* SET TASK
Transcribe the records exactly. Pictures do not belong in the transcription.

* DATASET ENTRIES

# # #

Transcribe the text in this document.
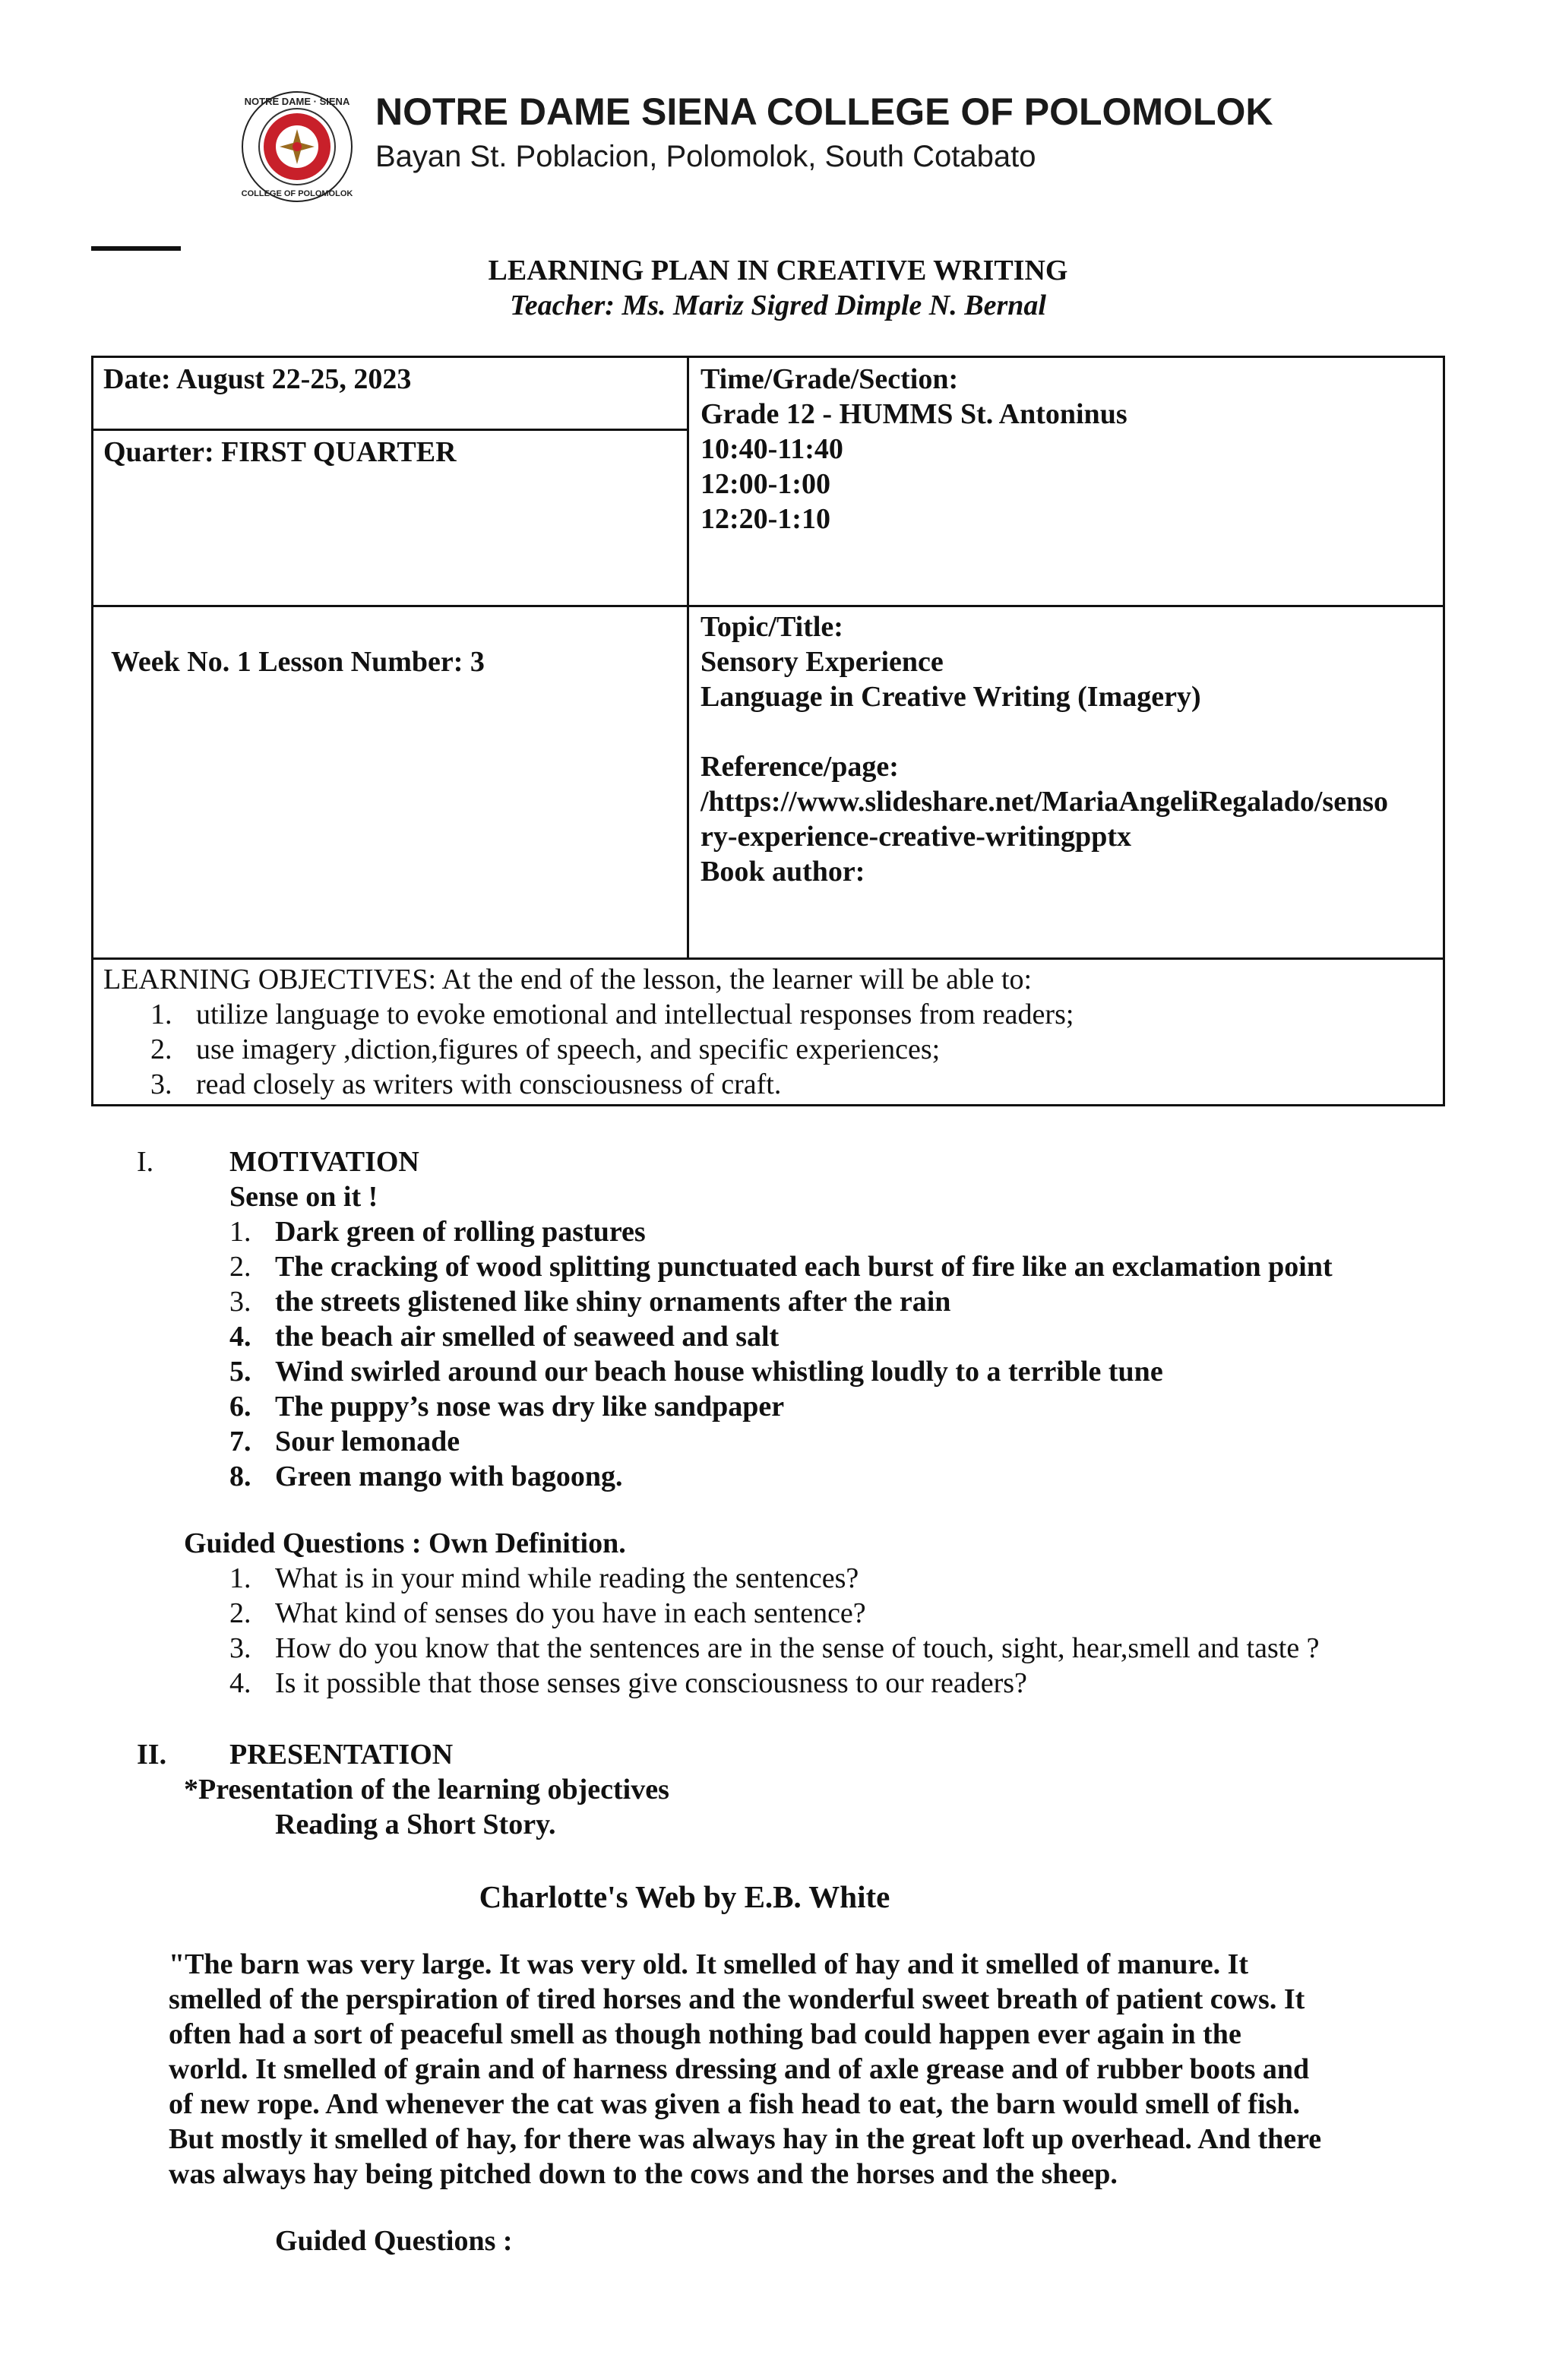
NOTRE DAME · SIENA
COLLEGE OF POLOMOLOK
NOTRE DAME SIENA COLLEGE OF POLOMOLOK
Bayan St. Poblacion, Polomolok, South Cotabato
LEARNING PLAN IN CREATIVE WRITING
Teacher: Ms. Mariz Sigred Dimple N. Bernal
Date: August 22-25, 2023
Quarter: FIRST QUARTER
Time/Grade/Section:
Grade 12 - HUMMS St. Antoninus
10:40-11:40
12:00-1:00
12:20-1:10
Week No. 1 Lesson Number: 3
Topic/Title:
Sensory Experience
Language in Creative Writing (Imagery)
Reference/page:
/https://www.slideshare.net/MariaAngeliRegalado/senso
ry-experience-creative-writingpptx
Book author:
LEARNING OBJECTIVES: At the end of the lesson, the learner will be able to:
1. utilize language to evoke emotional and intellectual responses from readers;
2. use imagery ,diction,figures of speech, and specific experiences;
3. read closely as writers with consciousness of craft.
I.	MOTIVATION
Sense on it !
1. Dark green of rolling pastures
2. The cracking of wood splitting punctuated each burst of fire like an exclamation point
3. the streets glistened like shiny ornaments after the rain
4. the beach air smelled of seaweed and salt
5. Wind swirled around our beach house whistling loudly to a terrible tune
6. The puppy’s nose was dry like sandpaper
7. Sour lemonade
8. Green mango with bagoong.
Guided Questions : Own Definition.
1. What is in your mind while reading the sentences?
2. What kind of senses do you have in each sentence?
3. How do you know that the sentences are in the sense of touch, sight, hear,smell and taste ?
4. Is it possible that those senses give consciousness to our readers?
II. PRESENTATION
*Presentation of the learning objectives
Reading a Short Story.
Charlotte's Web by E.B. White
"The barn was very large. It was very old. It smelled of hay and it smelled of manure. It
smelled of the perspiration of tired horses and the wonderful sweet breath of patient cows. It
often had a sort of peaceful smell as though nothing bad could happen ever again in the
world. It smelled of grain and of harness dressing and of axle grease and of rubber boots and
of new rope. And whenever the cat was given a fish head to eat, the barn would smell of fish.
But mostly it smelled of hay, for there was always hay in the great loft up overhead. And there
was always hay being pitched down to the cows and the horses and the sheep.
Guided Questions :
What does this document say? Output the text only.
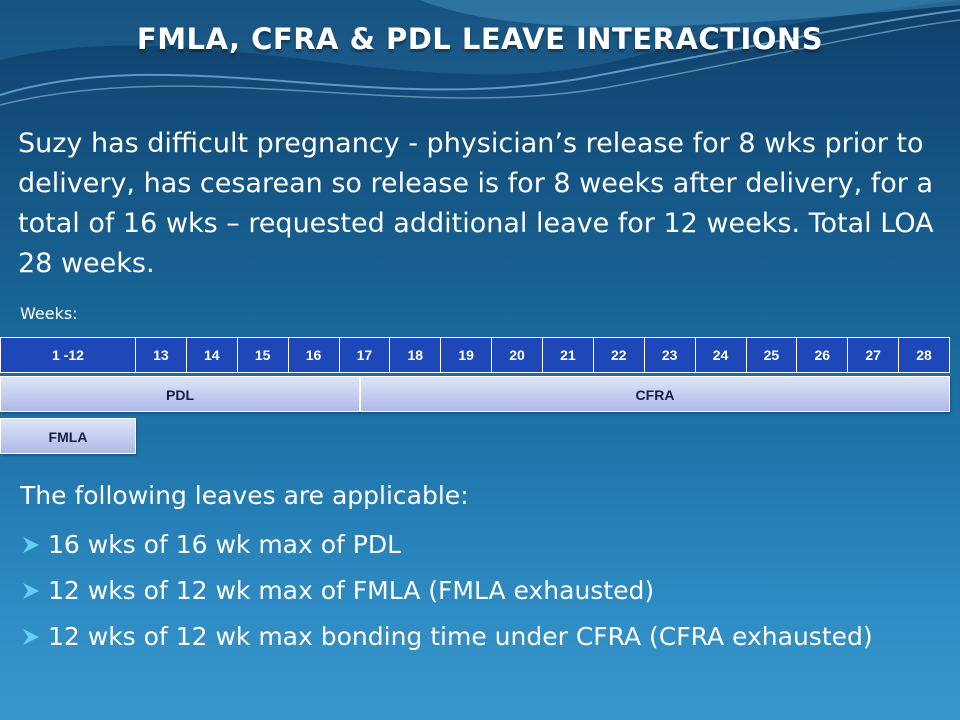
FMLA, CFRA & PDL LEAVE INTERACTIONS
Suzy has difficult pregnancy - physician’s release for 8 wks prior to delivery, has cesarean so release is for 8 weeks after delivery, for a total of 16 wks – requested additional leave for 12 weeks. Total LOA 28 weeks.
Weeks:
1 -12	13	14	15	16	17	18	19	20	21	22	23	24	25	26	27	28
PDL	CFRA
FMLA
The following leaves are applicable:
16 wks of 16 wk max of PDL
12 wks of 12 wk max of FMLA (FMLA exhausted)
12 wks of 12 wk max bonding time under CFRA (CFRA exhausted)
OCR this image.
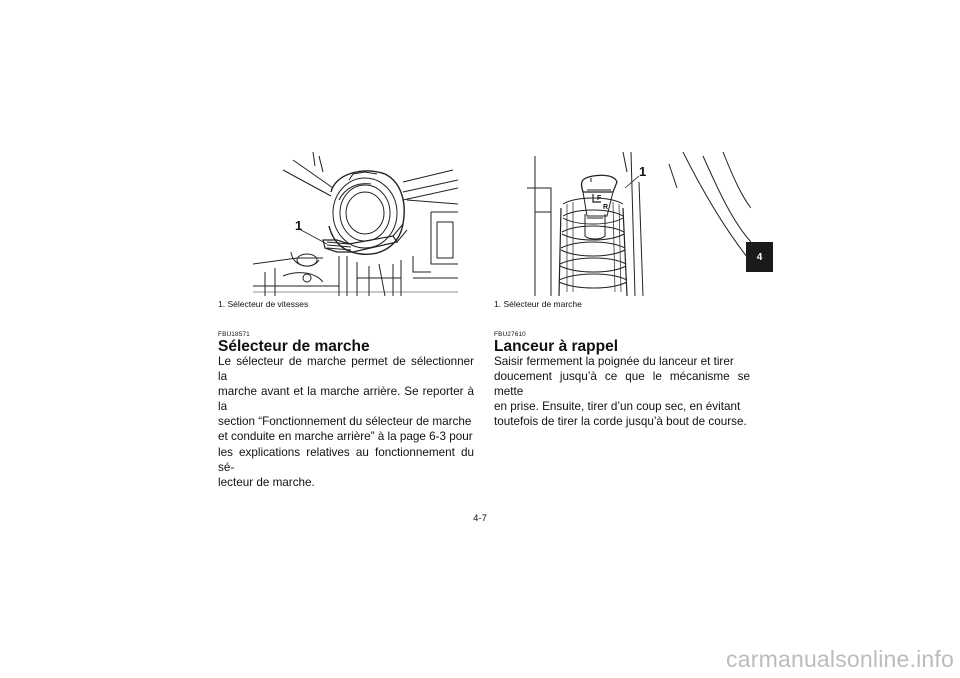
1
1. Sélecteur de vitesses
FBU18571
Sélecteur de marche
Le sélecteur de marche permet de sélectionner la
marche avant et la marche arrière. Se reporter à la
section “Fonctionnement du sélecteur de marche
et conduite en marche arrière” à la page 6-3 pour
les explications relatives au fonctionnement du sé-
lecteur de marche.
F
R
1
1. Sélecteur de marche
FBU27610
Lanceur à rappel
Saisir fermement la poignée du lanceur et tirer
doucement jusqu’à ce que le mécanisme se mette
en prise. Ensuite, tirer d’un coup sec, en évitant
toutefois de tirer la corde jusqu’à bout de course.
4
4-7
carmanualsonline.info
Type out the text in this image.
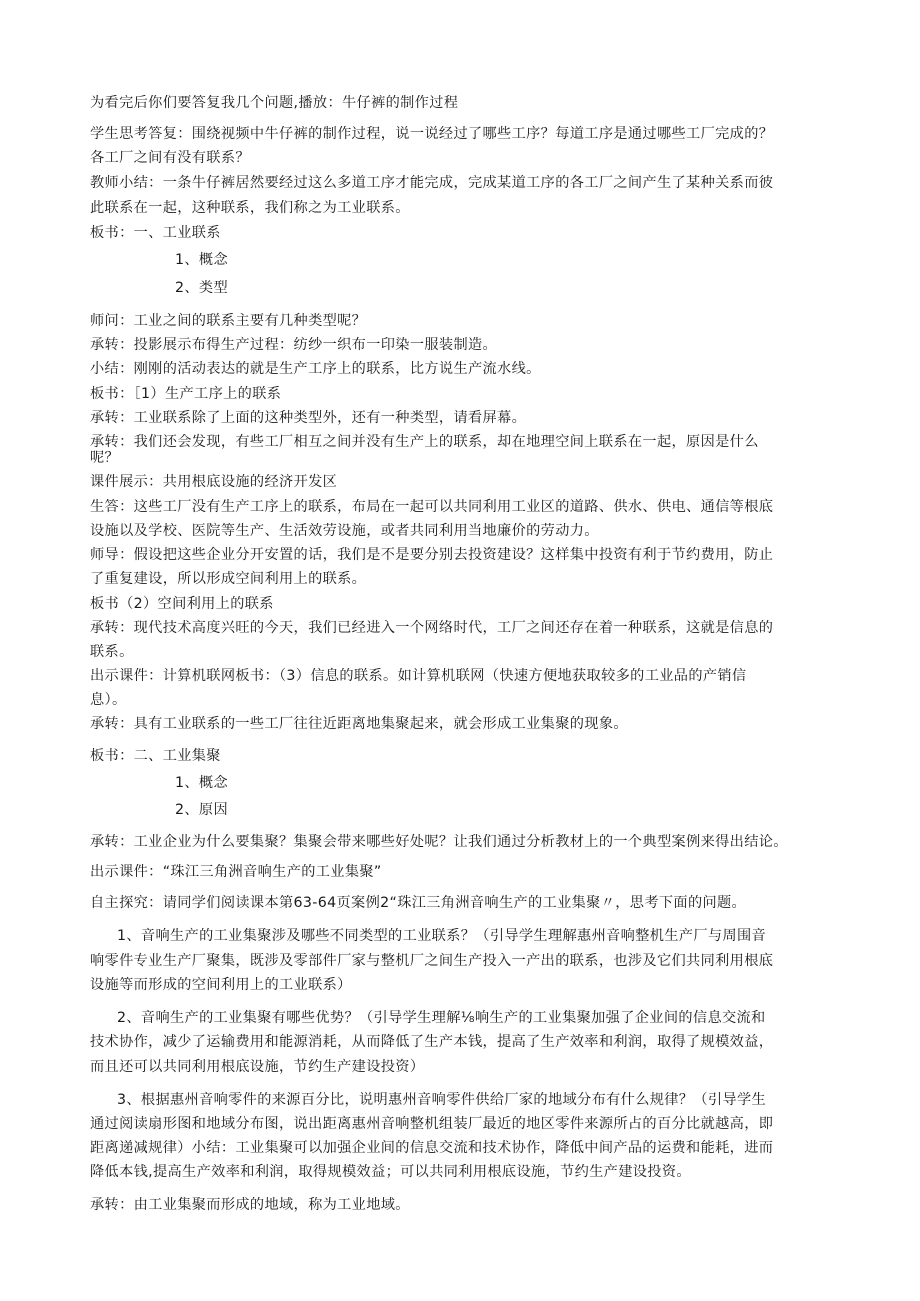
为看完后你们要答复我几个问题,播放：牛仔裤的制作过程
学生思考答复：围绕视频中牛仔裤的制作过程，说一说经过了哪些工序？每道工序是通过哪些工厂完成的？
各工厂之间有没有联系？
教师小结：一条牛仔裤居然要经过这么多道工序才能完成，完成某道工序的各工厂之间产生了某种关系而彼
此联系在一起，这种联系，我们称之为工业联系。
板书：一、工业联系
1、概念
2、类型
师问：工业之间的联系主要有几种类型呢？
承转：投影展示布得生产过程：纺纱一织布一印染一服装制造。
小结：刚刚的活动表达的就是生产工序上的联系，比方说生产流水线。
板书：［1）生产工序上的联系
承转：工业联系除了上面的这种类型外，还有一种类型，请看屏幕。
承转：我们还会发现，有些工厂相互之间并没有生产上的联系，却在地理空间上联系在一起，原因是什么
呢？
课件展示：共用根底设施的经济开发区
生答：这些工厂没有生产工序上的联系，布局在一起可以共同利用工业区的道路、供水、供电、通信等根底
设施以及学校、医院等生产、生活效劳设施，或者共同利用当地廉价的劳动力。
师导：假设把这些企业分开安置的话，我们是不是要分别去投资建设？这样集中投资有利于节约费用，防止
了重复建设，所以形成空间利用上的联系。
板书（2）空间利用上的联系
承转：现代技术高度兴旺的今天，我们已经进入一个网络时代，工厂之间还存在着一种联系，这就是信息的
联系。
出示课件：计算机联网板书：（3）信息的联系。如计算机联网（快速方便地获取较多的工业品的产销信
息）。
承转：具有工业联系的一些工厂往往近距离地集聚起来，就会形成工业集聚的现象。
板书：二、工业集聚
1、概念
2、原因
承转：工业企业为什么要集聚？集聚会带来哪些好处呢？让我们通过分析教材上的一个典型案例来得出结论。
出示课件：“珠江三角洲音响生产的工业集聚”
自主探究：请同学们阅读课本第63-64页案例2“珠江三角洲音响生产的工业集聚〃，思考下面的问题。
1、音响生产的工业集聚涉及哪些不同类型的工业联系？（引导学生理解惠州音响整机生产厂与周围音
响零件专业生产厂聚集，既涉及零部件厂家与整机厂之间生产投入一产出的联系，也涉及它们共同利用根底
设施等而形成的空间利用上的工业联系）
2、音响生产的工业集聚有哪些优势？（引导学生理解⅛响生产的工业集聚加强了企业间的信息交流和
技术协作，减少了运输费用和能源消耗，从而降低了生产本钱，提高了生产效率和利润，取得了规模效益，
而且还可以共同利用根底设施，节约生产建设投资）
3、根据惠州音响零件的来源百分比，说明惠州音响零件供给厂家的地域分布有什么规律？（引导学生
通过阅读扇形图和地域分布图，说出距离惠州音响整机组装厂最近的地区零件来源所占的百分比就越高，即
距离递减规律）小结：工业集聚可以加强企业间的信息交流和技术协作，降低中间产品的运费和能耗，进而
降低本钱,提高生产效率和利润，取得规模效益；可以共同利用根底设施，节约生产建设投资。
承转：由工业集聚而形成的地域，称为工业地域。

# # #

* EXERCISE RESULT
Transcribe the text in this document.
NOTRE DAME · SIENA
COLLEGE OF POLOMOLOK
NOTRE DAME SIENA COLLEGE OF POLOMOLOK
Bayan St. Poblacion, Polomolok, South Cotabato
LEARNING PLAN IN CREATIVE WRITING
Teacher: Ms. Mariz Sigred Dimple N. Bernal
Date: August 22-25, 2023
Quarter: FIRST QUARTER
Time/Grade/Section:
Grade 12 - HUMMS St. Antoninus
10:40-11:40
12:00-1:00
12:20-1:10
Week No. 1 Lesson Number: 3
Topic/Title:
Sensory Experience
Language in Creative Writing (Imagery)
Reference/page:
/https://www.slideshare.net/MariaAngeliRegalado/senso
ry-experience-creative-writingpptx
Book author:
LEARNING OBJECTIVES: At the end of the lesson, the learner will be able to:
1. utilize language to evoke emotional and intellectual responses from readers;
2. use imagery ,diction,figures of speech, and specific experiences;
3. read closely as writers with consciousness of craft.
I.	MOTIVATION
Sense on it !
1. Dark green of rolling pastures
2. The cracking of wood splitting punctuated each burst of fire like an exclamation point
3. the streets glistened like shiny ornaments after the rain
4. the beach air smelled of seaweed and salt
5. Wind swirled around our beach house whistling loudly to a terrible tune
6. The puppy’s nose was dry like sandpaper
7. Sour lemonade
8. Green mango with bagoong.
Guided Questions : Own Definition.
1. What is in your mind while reading the sentences?
2. What kind of senses do you have in each sentence?
3. How do you know that the sentences are in the sense of touch, sight, hear,smell and taste ?
4. Is it possible that those senses give consciousness to our readers?
II. PRESENTATION
*Presentation of the learning objectives
Reading a Short Story.
Charlotte's Web by E.B. White
"The barn was very large. It was very old. It smelled of hay and it smelled of manure. It
smelled of the perspiration of tired horses and the wonderful sweet breath of patient cows. It
often had a sort of peaceful smell as though nothing bad could happen ever again in the
world. It smelled of grain and of harness dressing and of axle grease and of rubber boots and
of new rope. And whenever the cat was given a fish head to eat, the barn would smell of fish.
But mostly it smelled of hay, for there was always hay in the great loft up overhead. And there
was always hay being pitched down to the cows and the horses and the sheep.
Guided Questions :
What does this document say? Output the text only.
FMLA, CFRA & PDL LEAVE INTERACTIONS
Suzy has difficult pregnancy - physician’s release for 8 wks prior to delivery, has cesarean so release is for 8 weeks after delivery, for a total of 16 wks – requested additional leave for 12 weeks. Total LOA 28 weeks.
Weeks:
1 -12	13	14	15	16	17	18	19	20	21	22	23	24	25	26	27	28
PDL	CFRA
FMLA
The following leaves are applicable:
16 wks of 16 wk max of PDL
12 wks of 12 wk max of FMLA (FMLA exhausted)
12 wks of 12 wk max bonding time under CFRA (CFRA exhausted)
OCR this image.
1
1. Sélecteur de vitesses
FBU18571
Sélecteur de marche
Le sélecteur de marche permet de sélectionner la
marche avant et la marche arrière. Se reporter à la
section “Fonctionnement du sélecteur de marche
et conduite en marche arrière” à la page 6-3 pour
les explications relatives au fonctionnement du sé-
lecteur de marche.
F
R
1
1. Sélecteur de marche
FBU27610
Lanceur à rappel
Saisir fermement la poignée du lanceur et tirer
doucement jusqu’à ce que le mécanisme se mette
en prise. Ensuite, tirer d’un coup sec, en évitant
toutefois de tirer la corde jusqu’à bout de course.
4
4-7
carmanualsonline.info
Type out the text in this image.
为看完后你们要答复我几个问题,播放：牛仔裤的制作过程
学生思考答复：围绕视频中牛仔裤的制作过程，说一说经过了哪些工序？每道工序是通过哪些工厂完成的？
各工厂之间有没有联系？
教师小结：一条牛仔裤居然要经过这么多道工序才能完成，完成某道工序的各工厂之间产生了某种关系而彼
此联系在一起，这种联系，我们称之为工业联系。
板书：一、工业联系
1、概念
2、类型
师问：工业之间的联系主要有几种类型呢？
承转：投影展示布得生产过程：纺纱一织布一印染一服装制造。
小结：刚刚的活动表达的就是生产工序上的联系，比方说生产流水线。
板书：［1）生产工序上的联系
承转：工业联系除了上面的这种类型外，还有一种类型，请看屏幕。
承转：我们还会发现，有些工厂相互之间并没有生产上的联系，却在地理空间上联系在一起，原因是什么
呢？
课件展示：共用根底设施的经济开发区
生答：这些工厂没有生产工序上的联系，布局在一起可以共同利用工业区的道路、供水、供电、通信等根底
设施以及学校、医院等生产、生活效劳设施，或者共同利用当地廉价的劳动力。
师导：假设把这些企业分开安置的话，我们是不是要分别去投资建设？这样集中投资有利于节约费用，防止
了重复建设，所以形成空间利用上的联系。
板书（2）空间利用上的联系
承转：现代技术高度兴旺的今天，我们已经进入一个网络时代，工厂之间还存在着一种联系，这就是信息的
联系。
出示课件：计算机联网板书：（3）信息的联系。如计算机联网（快速方便地获取较多的工业品的产销信
息）。
承转：具有工业联系的一些工厂往往近距离地集聚起来，就会形成工业集聚的现象。
板书：二、工业集聚
1、概念
2、原因
承转：工业企业为什么要集聚？集聚会带来哪些好处呢？让我们通过分析教材上的一个典型案例来得出结论。
出示课件：“珠江三角洲音响生产的工业集聚”
自主探究：请同学们阅读课本第63-64页案例2“珠江三角洲音响生产的工业集聚〃，思考下面的问题。
1、音响生产的工业集聚涉及哪些不同类型的工业联系？（引导学生理解惠州音响整机生产厂与周围音
响零件专业生产厂聚集，既涉及零部件厂家与整机厂之间生产投入一产出的联系，也涉及它们共同利用根底
设施等而形成的空间利用上的工业联系）
2、音响生产的工业集聚有哪些优势？（引导学生理解⅛响生产的工业集聚加强了企业间的信息交流和
技术协作，减少了运输费用和能源消耗，从而降低了生产本钱，提高了生产效率和利润，取得了规模效益，
而且还可以共同利用根底设施，节约生产建设投资）
3、根据惠州音响零件的来源百分比，说明惠州音响零件供给厂家的地域分布有什么规律？（引导学生
通过阅读扇形图和地域分布图，说出距离惠州音响整机组装厂最近的地区零件来源所占的百分比就越高，即
距离递减规律）小结：工业集聚可以加强企业间的信息交流和技术协作，降低中间产品的运费和能耗，进而
降低本钱,提高生产效率和利润，取得规模效益；可以共同利用根底设施，节约生产建设投资。
承转：由工业集聚而形成的地域，称为工业地域。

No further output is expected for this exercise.